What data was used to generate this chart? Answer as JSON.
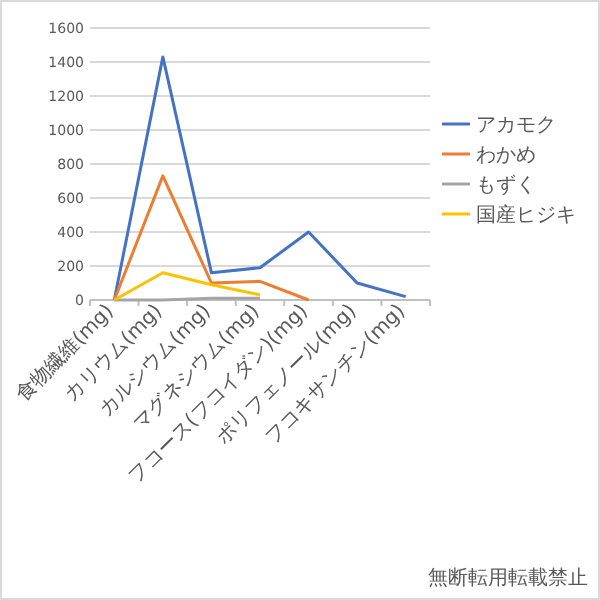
{
  "chart_data": {
    "type": "line",
    "categories": [
      "食物繊維(mg)",
      "カリウム(mg)",
      "カルシウム(mg)",
      "マグネシウム(mg)",
      "フコース(フコイダン)(mg)",
      "ポリフェノール(mg)",
      "フコキサンチン(mg)"
    ],
    "series": [
      {
        "name": "アカモク",
        "color": "#4472c4",
        "values": [
          0,
          1430,
          160,
          190,
          400,
          100,
          20
        ]
      },
      {
        "name": "わかめ",
        "color": "#ed7d31",
        "values": [
          0,
          730,
          100,
          110,
          0,
          null,
          null
        ]
      },
      {
        "name": "もずく",
        "color": "#a5a5a5",
        "values": [
          0,
          0,
          10,
          10,
          null,
          null,
          null
        ]
      },
      {
        "name": "国産ヒジキ",
        "color": "#ffc000",
        "values": [
          0,
          160,
          90,
          30,
          null,
          null,
          null
        ]
      }
    ],
    "ylim": [
      0,
      1600
    ],
    "yticks": [
      0,
      200,
      400,
      600,
      800,
      1000,
      1200,
      1400,
      1600
    ],
    "grid": "y",
    "legend": "right",
    "annotations": [
      "無断転用転載禁止"
    ]
  }
}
************
Repeat the data exactly, dropping every picture it holds.

What data was used to generate this chart? Answer as JSON.
{
  "chart_data": {
    "type": "line",
    "categories": [
      "食物繊維(mg)",
      "カリウム(mg)",
      "カルシウム(mg)",
      "マグネシウム(mg)",
      "フコース(フコイダン)(mg)",
      "ポリフェノール(mg)",
      "フコキサンチン(mg)"
    ],
    "series": [
      {
        "name": "アカモク",
        "color": "#4472c4",
        "values": [
          0,
          1430,
          160,
          190,
          400,
          100,
          20
        ]
      },
      {
        "name": "わかめ",
        "color": "#ed7d31",
        "values": [
          0,
          730,
          100,
          110,
          0,
          null,
          null
        ]
      },
      {
        "name": "もずく",
        "color": "#a5a5a5",
        "values": [
          0,
          0,
          10,
          10,
          null,
          null,
          null
        ]
      },
      {
        "name": "国産ヒジキ",
        "color": "#ffc000",
        "values": [
          0,
          160,
          90,
          30,
          null,
          null,
          null
        ]
      }
    ],
    "ylim": [
      0,
      1600
    ],
    "yticks": [
      0,
      200,
      400,
      600,
      800,
      1000,
      1200,
      1400,
      1600
    ],
    "grid": "y",
    "legend": "right",
    "annotations": [
      "無断転用転載禁止"
    ]
  }
}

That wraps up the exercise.